• Stated exercise
Determine how many lines include the word "maven", then give that number and nothing more.

• Data extracted from a collection
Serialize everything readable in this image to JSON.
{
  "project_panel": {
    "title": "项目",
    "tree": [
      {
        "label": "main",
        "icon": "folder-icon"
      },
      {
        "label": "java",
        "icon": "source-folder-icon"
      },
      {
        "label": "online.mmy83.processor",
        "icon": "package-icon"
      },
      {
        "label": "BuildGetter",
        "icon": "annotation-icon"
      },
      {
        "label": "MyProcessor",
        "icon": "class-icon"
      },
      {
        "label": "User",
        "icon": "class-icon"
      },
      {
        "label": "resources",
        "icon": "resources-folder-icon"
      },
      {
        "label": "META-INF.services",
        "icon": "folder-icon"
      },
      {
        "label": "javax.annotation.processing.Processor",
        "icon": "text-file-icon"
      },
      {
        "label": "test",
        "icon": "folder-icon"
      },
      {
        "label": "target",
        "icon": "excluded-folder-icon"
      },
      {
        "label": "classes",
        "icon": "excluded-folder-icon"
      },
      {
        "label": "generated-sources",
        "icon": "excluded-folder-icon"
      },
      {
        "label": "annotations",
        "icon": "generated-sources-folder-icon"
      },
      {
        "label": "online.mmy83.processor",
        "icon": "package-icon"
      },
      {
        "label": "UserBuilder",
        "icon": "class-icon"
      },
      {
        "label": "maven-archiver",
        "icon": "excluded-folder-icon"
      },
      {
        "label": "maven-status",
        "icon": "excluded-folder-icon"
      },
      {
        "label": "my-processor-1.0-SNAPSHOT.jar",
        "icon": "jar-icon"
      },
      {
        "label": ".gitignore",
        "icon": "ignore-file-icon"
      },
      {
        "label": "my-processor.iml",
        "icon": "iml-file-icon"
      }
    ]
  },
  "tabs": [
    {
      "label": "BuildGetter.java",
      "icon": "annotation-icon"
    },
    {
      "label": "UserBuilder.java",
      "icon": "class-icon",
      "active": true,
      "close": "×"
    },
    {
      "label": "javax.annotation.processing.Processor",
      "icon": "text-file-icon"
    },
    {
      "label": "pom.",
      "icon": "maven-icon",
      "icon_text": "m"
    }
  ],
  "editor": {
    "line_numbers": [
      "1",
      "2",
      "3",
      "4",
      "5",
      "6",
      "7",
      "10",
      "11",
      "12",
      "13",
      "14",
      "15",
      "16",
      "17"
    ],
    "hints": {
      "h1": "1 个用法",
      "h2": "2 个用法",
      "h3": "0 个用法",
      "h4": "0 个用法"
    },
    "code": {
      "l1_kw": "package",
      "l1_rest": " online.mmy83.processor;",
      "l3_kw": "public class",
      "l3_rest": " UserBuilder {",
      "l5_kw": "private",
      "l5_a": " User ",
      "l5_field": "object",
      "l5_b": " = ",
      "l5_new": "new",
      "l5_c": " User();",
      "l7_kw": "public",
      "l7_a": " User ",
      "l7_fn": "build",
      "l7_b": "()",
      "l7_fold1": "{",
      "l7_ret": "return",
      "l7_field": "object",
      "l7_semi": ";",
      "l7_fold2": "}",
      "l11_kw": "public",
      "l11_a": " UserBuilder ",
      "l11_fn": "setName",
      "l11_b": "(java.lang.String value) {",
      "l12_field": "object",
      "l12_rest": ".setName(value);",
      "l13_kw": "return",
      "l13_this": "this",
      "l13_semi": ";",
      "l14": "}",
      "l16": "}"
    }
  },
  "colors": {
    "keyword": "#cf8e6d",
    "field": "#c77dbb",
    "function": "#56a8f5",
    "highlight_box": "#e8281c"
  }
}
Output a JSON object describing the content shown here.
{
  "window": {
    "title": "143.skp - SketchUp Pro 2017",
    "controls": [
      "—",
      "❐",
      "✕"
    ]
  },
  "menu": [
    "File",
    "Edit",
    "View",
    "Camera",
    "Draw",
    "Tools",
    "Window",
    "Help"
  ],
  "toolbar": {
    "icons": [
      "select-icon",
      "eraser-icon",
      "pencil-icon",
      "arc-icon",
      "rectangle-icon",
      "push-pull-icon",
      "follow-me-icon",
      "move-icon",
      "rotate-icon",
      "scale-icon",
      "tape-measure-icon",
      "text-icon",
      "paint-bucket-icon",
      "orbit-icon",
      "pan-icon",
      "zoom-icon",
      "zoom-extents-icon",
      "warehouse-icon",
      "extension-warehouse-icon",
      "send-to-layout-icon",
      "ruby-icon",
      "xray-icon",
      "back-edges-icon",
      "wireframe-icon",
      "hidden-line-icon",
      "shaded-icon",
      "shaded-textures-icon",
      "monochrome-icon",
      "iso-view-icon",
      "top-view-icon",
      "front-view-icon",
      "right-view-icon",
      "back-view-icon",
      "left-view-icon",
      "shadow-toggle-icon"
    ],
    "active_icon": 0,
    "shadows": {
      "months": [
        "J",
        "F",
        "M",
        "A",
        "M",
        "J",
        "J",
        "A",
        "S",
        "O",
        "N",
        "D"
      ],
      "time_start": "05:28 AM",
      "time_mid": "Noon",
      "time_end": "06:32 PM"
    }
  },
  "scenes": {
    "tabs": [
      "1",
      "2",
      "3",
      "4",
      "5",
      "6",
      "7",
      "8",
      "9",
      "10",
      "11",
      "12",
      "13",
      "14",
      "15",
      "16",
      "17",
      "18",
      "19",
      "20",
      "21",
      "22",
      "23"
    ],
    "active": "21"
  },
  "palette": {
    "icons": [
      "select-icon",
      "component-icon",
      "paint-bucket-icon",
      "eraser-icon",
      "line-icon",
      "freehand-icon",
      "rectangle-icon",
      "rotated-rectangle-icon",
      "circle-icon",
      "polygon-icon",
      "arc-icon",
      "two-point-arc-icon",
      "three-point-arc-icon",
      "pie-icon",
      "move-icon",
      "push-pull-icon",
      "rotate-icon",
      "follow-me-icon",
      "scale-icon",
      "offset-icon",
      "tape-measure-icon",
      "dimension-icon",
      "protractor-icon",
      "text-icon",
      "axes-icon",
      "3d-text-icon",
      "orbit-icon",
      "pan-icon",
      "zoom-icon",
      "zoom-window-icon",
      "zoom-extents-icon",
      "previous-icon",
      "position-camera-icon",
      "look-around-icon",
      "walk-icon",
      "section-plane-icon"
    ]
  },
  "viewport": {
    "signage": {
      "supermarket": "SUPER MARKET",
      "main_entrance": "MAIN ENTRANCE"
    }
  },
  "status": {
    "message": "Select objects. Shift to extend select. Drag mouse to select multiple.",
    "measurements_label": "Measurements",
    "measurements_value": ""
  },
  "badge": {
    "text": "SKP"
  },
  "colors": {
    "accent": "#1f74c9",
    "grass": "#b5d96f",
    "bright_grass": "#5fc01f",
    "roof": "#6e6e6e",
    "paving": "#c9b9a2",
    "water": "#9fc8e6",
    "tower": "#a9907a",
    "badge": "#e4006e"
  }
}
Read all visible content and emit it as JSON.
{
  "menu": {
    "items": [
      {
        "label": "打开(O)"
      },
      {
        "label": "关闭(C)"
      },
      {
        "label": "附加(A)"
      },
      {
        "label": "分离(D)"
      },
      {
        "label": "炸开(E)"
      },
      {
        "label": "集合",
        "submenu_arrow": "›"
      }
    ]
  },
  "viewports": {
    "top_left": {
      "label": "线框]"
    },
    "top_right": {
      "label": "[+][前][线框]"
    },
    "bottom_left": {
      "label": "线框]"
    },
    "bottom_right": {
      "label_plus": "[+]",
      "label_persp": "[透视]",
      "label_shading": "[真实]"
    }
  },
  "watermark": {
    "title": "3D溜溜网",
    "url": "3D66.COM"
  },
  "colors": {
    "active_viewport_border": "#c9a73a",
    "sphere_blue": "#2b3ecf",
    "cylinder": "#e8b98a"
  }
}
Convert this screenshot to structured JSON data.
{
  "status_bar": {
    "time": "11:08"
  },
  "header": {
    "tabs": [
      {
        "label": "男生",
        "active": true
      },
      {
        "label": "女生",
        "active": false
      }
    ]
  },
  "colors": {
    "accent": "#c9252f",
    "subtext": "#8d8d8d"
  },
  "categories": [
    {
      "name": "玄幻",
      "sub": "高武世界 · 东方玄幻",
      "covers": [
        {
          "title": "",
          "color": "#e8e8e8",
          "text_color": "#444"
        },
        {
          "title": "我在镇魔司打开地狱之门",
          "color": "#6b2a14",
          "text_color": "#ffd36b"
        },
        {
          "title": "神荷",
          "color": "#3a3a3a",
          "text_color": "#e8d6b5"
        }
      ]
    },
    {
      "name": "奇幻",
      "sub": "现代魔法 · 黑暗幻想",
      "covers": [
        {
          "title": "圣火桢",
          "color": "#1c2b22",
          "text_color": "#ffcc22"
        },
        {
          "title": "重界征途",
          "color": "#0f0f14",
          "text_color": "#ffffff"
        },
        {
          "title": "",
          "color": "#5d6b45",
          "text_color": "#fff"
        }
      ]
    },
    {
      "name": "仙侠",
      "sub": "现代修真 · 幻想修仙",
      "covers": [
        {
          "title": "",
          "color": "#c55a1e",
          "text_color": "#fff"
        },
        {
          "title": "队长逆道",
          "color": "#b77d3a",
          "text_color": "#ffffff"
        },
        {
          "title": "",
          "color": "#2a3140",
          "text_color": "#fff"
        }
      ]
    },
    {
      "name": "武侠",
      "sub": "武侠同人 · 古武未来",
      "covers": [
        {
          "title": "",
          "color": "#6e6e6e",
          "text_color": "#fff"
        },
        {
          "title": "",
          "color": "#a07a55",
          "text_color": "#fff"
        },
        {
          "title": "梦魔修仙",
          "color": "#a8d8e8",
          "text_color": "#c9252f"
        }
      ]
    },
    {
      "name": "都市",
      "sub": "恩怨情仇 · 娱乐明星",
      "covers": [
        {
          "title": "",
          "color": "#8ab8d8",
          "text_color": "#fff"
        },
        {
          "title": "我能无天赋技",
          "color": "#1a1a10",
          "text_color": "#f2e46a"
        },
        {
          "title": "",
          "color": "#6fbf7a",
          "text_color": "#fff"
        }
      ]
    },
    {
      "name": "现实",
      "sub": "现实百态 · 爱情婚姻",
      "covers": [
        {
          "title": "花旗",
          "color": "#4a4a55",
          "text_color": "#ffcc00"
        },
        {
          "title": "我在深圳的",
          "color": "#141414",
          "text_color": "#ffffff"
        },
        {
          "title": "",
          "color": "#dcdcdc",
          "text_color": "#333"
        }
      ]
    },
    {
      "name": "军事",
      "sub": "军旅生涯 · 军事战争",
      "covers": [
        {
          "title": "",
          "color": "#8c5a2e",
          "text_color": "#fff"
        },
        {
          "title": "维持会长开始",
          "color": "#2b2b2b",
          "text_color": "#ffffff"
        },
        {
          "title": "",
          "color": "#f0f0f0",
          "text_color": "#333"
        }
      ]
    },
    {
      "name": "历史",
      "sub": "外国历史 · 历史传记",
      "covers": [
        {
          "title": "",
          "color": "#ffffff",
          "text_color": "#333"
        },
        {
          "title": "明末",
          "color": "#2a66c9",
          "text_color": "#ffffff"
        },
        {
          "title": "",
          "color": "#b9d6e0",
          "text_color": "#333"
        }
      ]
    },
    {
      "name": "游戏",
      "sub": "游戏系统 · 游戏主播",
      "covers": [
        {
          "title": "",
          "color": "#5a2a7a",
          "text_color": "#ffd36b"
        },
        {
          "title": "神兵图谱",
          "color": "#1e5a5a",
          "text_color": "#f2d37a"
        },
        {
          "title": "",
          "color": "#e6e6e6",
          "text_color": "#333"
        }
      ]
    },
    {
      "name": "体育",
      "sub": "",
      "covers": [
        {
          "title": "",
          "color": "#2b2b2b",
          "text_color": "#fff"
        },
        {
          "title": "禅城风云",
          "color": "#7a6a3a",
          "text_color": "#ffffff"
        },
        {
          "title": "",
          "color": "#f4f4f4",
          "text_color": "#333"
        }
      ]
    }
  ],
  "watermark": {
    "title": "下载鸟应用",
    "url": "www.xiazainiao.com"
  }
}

• Task response
3